Stored records
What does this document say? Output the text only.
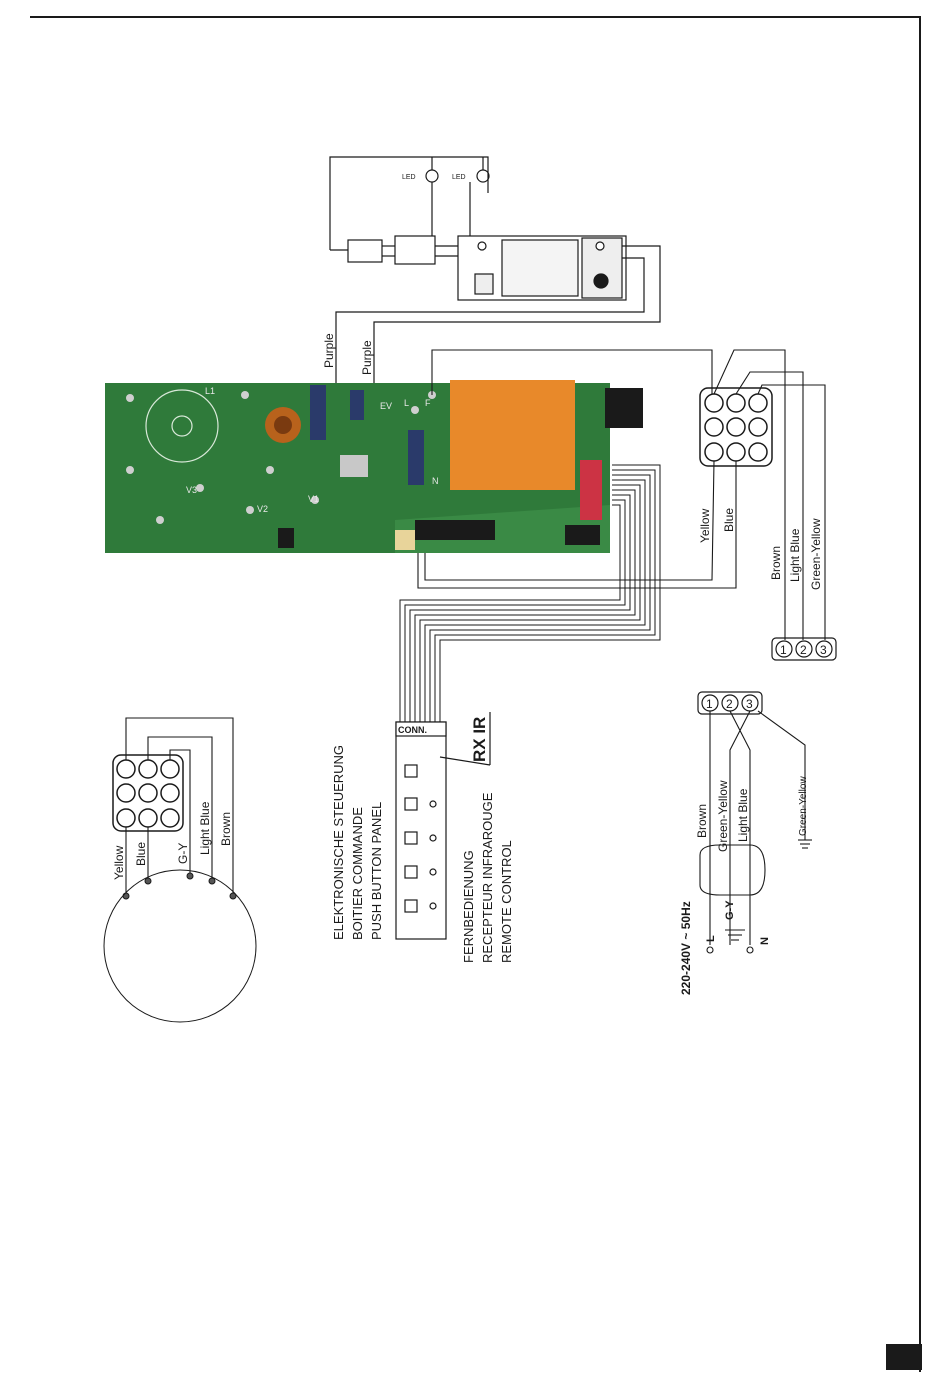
LED	LED
Purple Purple
L1
EV
V1
V2
V3
F
L
N
Yellow Blue
Brown Light Blue Green-Yellow
1 2 3
CONN.	RX IR
ELEKTRONISCHE STEUERUNG BOITIER COMMANDE PUSH BUTTON PANEL	FERNBEDIENUNG RECEPTEUR INFRAROUGE REMOTE CONTROL
Yellow Blue G-Y Light Blue Brown
1 2 3
Brown Green-Yellow Light Blue	Green-Yellow
220-240V ~ 50Hz L
G-Y
N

What to work on: Copy each line of the listing in which the word "Blue" can be found.

Task response:
Yellow Blue
Brown Light Blue Green-Yellow
Yellow Blue G-Y Light Blue Brown
Brown Green-Yellow Light Blue	Green-Yellow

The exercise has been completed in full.